** Task to carry out **
Look through the data below. Pick out the lines holding the string "evolved".

Records contained in a dataset:
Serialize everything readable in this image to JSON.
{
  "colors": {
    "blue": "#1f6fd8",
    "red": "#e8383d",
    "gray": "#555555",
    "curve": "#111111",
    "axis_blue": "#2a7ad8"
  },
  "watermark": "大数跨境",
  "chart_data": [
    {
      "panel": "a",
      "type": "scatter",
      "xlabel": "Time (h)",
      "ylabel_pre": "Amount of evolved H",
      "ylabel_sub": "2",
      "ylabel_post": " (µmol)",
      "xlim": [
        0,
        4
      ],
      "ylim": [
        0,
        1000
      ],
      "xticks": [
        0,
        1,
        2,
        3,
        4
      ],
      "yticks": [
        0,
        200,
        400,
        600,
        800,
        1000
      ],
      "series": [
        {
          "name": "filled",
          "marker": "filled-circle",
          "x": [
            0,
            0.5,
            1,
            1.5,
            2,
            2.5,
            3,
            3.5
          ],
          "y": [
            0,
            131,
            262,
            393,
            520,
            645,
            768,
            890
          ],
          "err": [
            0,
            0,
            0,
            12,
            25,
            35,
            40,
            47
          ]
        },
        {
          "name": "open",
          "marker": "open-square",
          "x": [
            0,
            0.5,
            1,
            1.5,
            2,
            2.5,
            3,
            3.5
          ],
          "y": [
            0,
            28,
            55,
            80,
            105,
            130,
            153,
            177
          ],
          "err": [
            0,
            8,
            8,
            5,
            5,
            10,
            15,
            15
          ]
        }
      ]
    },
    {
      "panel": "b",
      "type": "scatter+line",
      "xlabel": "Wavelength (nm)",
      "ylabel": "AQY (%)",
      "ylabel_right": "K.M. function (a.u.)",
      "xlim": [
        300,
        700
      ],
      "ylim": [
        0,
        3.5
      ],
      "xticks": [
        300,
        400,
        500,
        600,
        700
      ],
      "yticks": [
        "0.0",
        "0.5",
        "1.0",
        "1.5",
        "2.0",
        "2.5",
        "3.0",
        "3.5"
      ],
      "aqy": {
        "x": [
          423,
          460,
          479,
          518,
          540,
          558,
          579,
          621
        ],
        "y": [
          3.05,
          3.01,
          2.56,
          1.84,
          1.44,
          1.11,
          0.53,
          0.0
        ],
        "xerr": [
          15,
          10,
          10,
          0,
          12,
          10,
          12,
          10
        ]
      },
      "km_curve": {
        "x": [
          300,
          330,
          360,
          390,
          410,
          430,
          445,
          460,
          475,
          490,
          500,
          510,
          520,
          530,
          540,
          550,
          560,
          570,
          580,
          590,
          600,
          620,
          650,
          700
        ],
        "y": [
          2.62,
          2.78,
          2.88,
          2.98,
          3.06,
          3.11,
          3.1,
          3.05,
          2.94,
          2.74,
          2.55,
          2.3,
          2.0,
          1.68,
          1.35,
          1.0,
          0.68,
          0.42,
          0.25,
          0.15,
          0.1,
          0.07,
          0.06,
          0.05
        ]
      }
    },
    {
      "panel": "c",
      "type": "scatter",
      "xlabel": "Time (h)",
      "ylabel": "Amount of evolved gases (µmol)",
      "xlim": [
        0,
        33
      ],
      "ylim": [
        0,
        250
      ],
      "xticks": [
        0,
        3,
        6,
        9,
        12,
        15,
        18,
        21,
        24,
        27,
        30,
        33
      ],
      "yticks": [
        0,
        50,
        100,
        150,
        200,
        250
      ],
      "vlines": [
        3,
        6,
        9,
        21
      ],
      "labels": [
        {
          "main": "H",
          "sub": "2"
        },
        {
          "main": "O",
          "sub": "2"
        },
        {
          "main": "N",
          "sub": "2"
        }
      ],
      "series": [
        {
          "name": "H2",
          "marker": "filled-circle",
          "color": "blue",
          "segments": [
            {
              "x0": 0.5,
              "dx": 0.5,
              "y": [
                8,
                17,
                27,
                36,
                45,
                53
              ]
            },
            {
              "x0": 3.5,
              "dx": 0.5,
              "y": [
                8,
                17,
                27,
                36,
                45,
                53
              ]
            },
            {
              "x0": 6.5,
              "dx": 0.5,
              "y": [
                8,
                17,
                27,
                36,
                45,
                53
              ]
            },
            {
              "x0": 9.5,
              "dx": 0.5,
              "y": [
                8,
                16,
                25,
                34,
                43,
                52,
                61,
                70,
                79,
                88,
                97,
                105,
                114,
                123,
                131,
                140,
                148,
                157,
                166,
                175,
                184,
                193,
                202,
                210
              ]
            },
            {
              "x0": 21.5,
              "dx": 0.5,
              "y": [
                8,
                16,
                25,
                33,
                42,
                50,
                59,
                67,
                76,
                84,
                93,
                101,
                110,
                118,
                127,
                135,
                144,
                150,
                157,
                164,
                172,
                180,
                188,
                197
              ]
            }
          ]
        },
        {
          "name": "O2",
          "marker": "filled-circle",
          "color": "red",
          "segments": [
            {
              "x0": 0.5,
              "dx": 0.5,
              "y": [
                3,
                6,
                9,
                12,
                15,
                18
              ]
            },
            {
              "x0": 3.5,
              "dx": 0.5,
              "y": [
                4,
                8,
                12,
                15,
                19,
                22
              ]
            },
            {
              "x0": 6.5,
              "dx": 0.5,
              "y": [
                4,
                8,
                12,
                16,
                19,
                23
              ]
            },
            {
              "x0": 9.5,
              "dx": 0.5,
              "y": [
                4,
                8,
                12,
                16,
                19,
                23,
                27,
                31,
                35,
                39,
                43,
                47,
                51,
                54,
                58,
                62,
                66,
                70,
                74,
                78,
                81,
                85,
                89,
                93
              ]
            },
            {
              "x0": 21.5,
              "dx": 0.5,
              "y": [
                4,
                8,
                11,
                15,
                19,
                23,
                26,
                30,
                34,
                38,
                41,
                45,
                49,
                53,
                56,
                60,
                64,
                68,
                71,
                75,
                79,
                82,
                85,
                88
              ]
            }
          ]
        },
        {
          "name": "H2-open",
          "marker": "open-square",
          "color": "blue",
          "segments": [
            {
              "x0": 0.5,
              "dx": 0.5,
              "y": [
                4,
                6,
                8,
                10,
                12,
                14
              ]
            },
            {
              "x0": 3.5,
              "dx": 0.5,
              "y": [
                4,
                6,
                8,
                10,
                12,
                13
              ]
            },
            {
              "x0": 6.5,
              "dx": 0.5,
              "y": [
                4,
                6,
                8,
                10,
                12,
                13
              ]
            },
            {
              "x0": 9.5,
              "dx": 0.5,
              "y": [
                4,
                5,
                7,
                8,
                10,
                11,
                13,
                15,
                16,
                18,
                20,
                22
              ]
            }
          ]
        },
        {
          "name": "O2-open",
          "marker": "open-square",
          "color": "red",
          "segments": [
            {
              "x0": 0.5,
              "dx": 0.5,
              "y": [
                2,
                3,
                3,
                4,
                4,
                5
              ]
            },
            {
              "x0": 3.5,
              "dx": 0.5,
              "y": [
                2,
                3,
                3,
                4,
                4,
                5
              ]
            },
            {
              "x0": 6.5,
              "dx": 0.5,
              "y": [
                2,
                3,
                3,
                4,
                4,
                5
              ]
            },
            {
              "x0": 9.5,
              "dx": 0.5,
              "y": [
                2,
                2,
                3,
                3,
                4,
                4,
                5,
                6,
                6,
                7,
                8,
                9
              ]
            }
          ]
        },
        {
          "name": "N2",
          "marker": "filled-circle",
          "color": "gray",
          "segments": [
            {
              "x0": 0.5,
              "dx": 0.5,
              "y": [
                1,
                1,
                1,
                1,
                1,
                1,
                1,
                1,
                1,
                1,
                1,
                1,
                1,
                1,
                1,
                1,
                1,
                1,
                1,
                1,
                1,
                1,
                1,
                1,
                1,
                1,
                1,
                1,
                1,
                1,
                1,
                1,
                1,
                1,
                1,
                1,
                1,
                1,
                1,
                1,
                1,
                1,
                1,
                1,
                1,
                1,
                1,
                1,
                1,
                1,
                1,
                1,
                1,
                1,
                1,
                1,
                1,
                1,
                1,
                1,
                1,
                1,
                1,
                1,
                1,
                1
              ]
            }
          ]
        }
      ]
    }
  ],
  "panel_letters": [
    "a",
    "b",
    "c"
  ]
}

** Complete response **
      "ylabel_pre": "Amount of evolved H",
      "ylabel": "Amount of evolved gases (µmol)",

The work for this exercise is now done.